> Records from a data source
┄┄┄┄┄┄┄┄┄┄┄┄┄┄┄┄┄┄┄┄

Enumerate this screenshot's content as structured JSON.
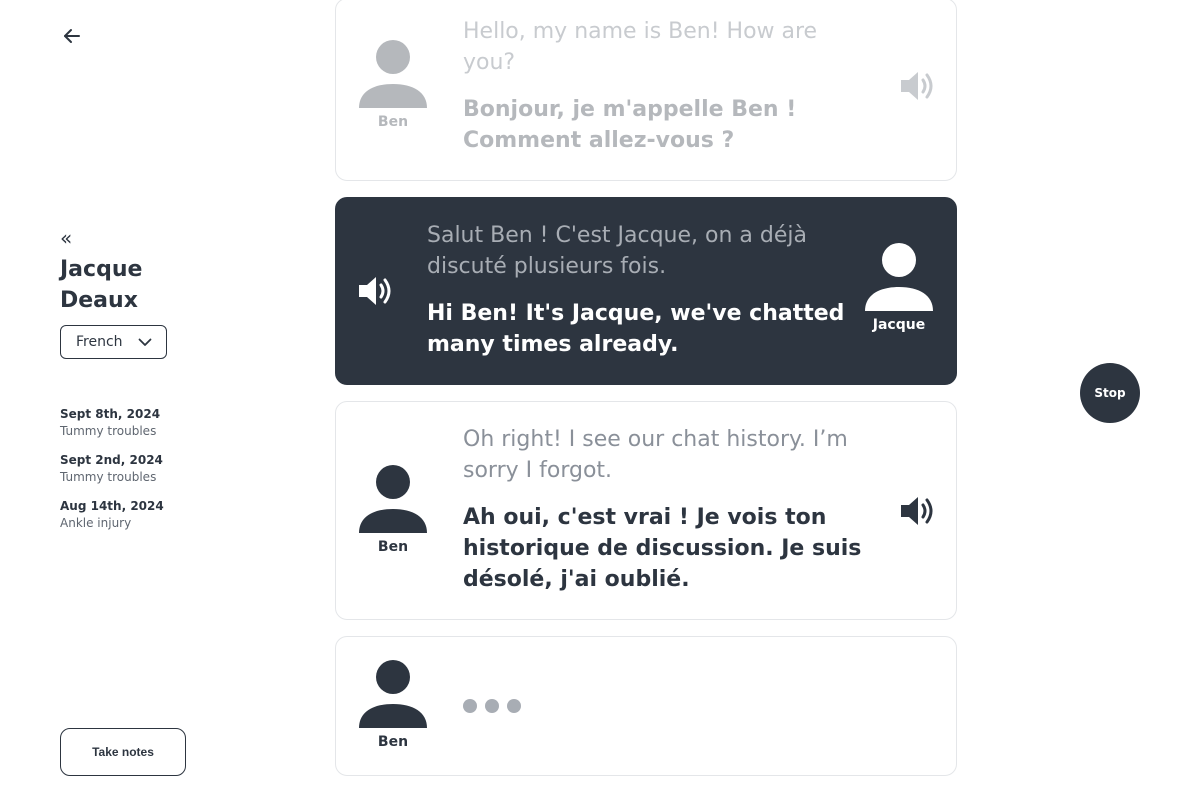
{
  "patient": {
    "name": "Jacque Deaux",
    "language": "French"
  },
  "nav": {
    "collapse_glyph": "«"
  },
  "history": [
    {
      "date": "Sept 8th, 2024",
      "topic": "Tummy troubles"
    },
    {
      "date": "Sept 2nd, 2024",
      "topic": "Tummy troubles"
    },
    {
      "date": "Aug 14th, 2024",
      "topic": "Ankle injury"
    }
  ],
  "actions": {
    "take_notes": "Take notes",
    "stop": "Stop"
  },
  "messages": [
    {
      "speaker": "Ben",
      "original": "Hello, my name is Ben! How are you?",
      "translation": "Bonjour, je m'appelle Ben ! Comment allez-vous ?"
    },
    {
      "speaker": "Jacque",
      "original": "Salut Ben ! C'est Jacque, on a déjà discuté plusieurs fois.",
      "translation": "Hi Ben! It's Jacque, we've chatted many times already."
    },
    {
      "speaker": "Ben",
      "original": "Oh right! I see our chat history. I’m sorry I forgot.",
      "translation": "Ah oui, c'est vrai ! Je vois ton historique de discussion. Je suis désolé, j'ai oublié."
    },
    {
      "speaker": "Ben",
      "status": "typing"
    }
  ],
  "icons": {
    "back": "arrow-left-icon",
    "collapse": "double-chevron-left-icon",
    "dropdown": "chevron-down-icon",
    "avatar": "user-icon",
    "speaker": "speaker-icon"
  },
  "colors": {
    "primary": "#2d3540",
    "muted": "#b5b8bc",
    "border": "#e4e6e9"
  }
}
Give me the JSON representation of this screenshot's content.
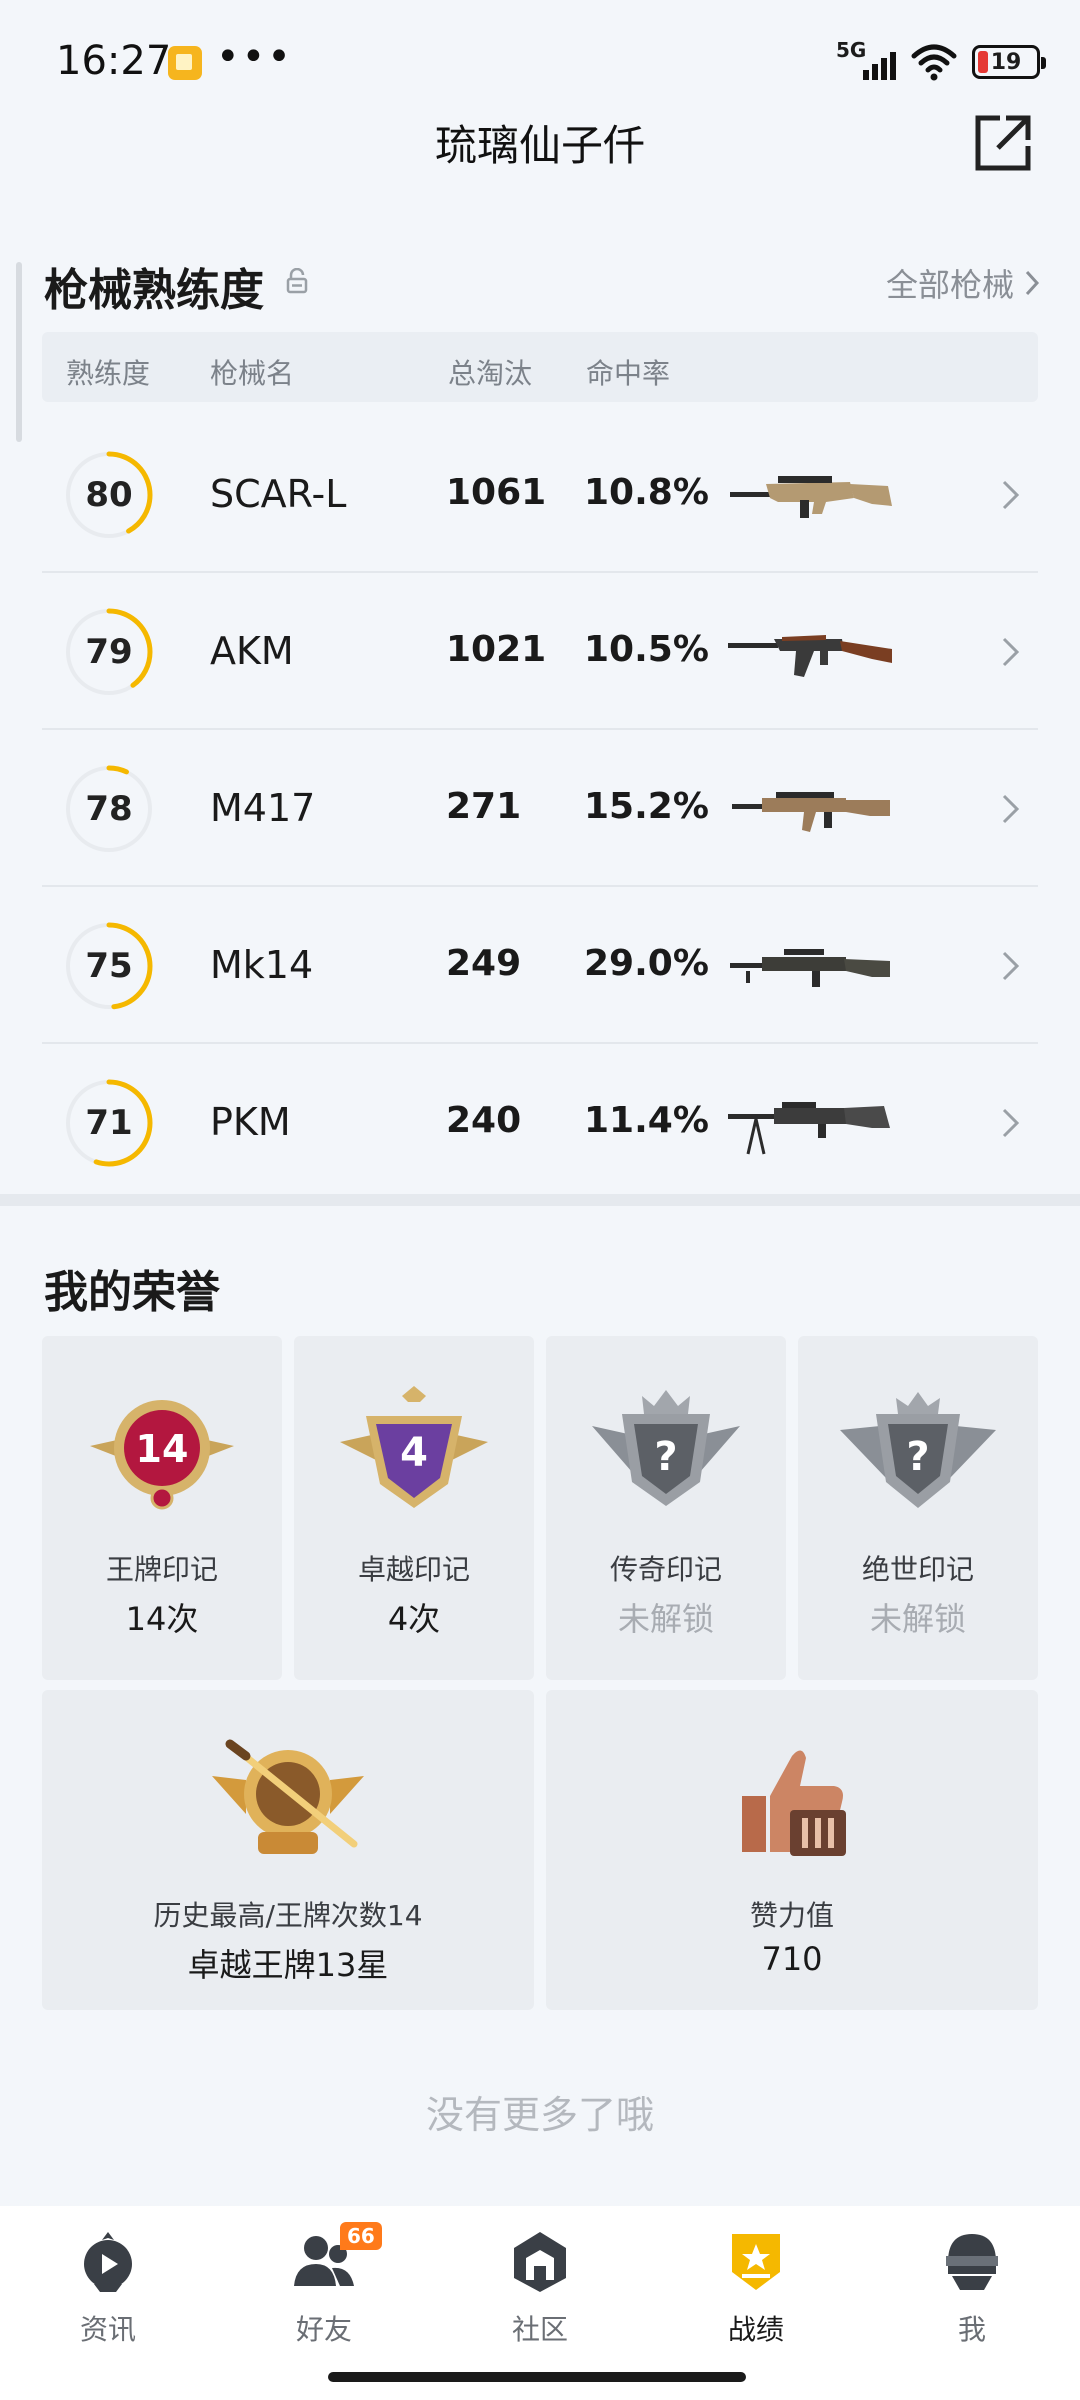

┄┄┄┄┄┄┄┄┄┄┄┄┄┄┄┄┄┄┄┄

> WHAT THE TASK REQUIRES
Print every entry exactly as written, without the pictures.

> TASK RESULT
Enumerate this screenshot's content as structured JSON.
{
  "patient": {
    "name": "Jacque Deaux",
    "language": "French"
  },
  "nav": {
    "collapse_glyph": "«"
  },
  "history": [
    {
      "date": "Sept 8th, 2024",
      "topic": "Tummy troubles"
    },
    {
      "date": "Sept 2nd, 2024",
      "topic": "Tummy troubles"
    },
    {
      "date": "Aug 14th, 2024",
      "topic": "Ankle injury"
    }
  ],
  "actions": {
    "take_notes": "Take notes",
    "stop": "Stop"
  },
  "messages": [
    {
      "speaker": "Ben",
      "original": "Hello, my name is Ben! How are you?",
      "translation": "Bonjour, je m'appelle Ben ! Comment allez-vous ?"
    },
    {
      "speaker": "Jacque",
      "original": "Salut Ben ! C'est Jacque, on a déjà discuté plusieurs fois.",
      "translation": "Hi Ben! It's Jacque, we've chatted many times already."
    },
    {
      "speaker": "Ben",
      "original": "Oh right! I see our chat history. I’m sorry I forgot.",
      "translation": "Ah oui, c'est vrai ! Je vois ton historique de discussion. Je suis désolé, j'ai oublié."
    },
    {
      "speaker": "Ben",
      "status": "typing"
    }
  ],
  "icons": {
    "back": "arrow-left-icon",
    "collapse": "double-chevron-left-icon",
    "dropdown": "chevron-down-icon",
    "avatar": "user-icon",
    "speaker": "speaker-icon"
  },
  "colors": {
    "primary": "#2d3540",
    "muted": "#b5b8bc",
    "border": "#e4e6e9"
  }
}
Give me the JSON representation of this screenshot's content.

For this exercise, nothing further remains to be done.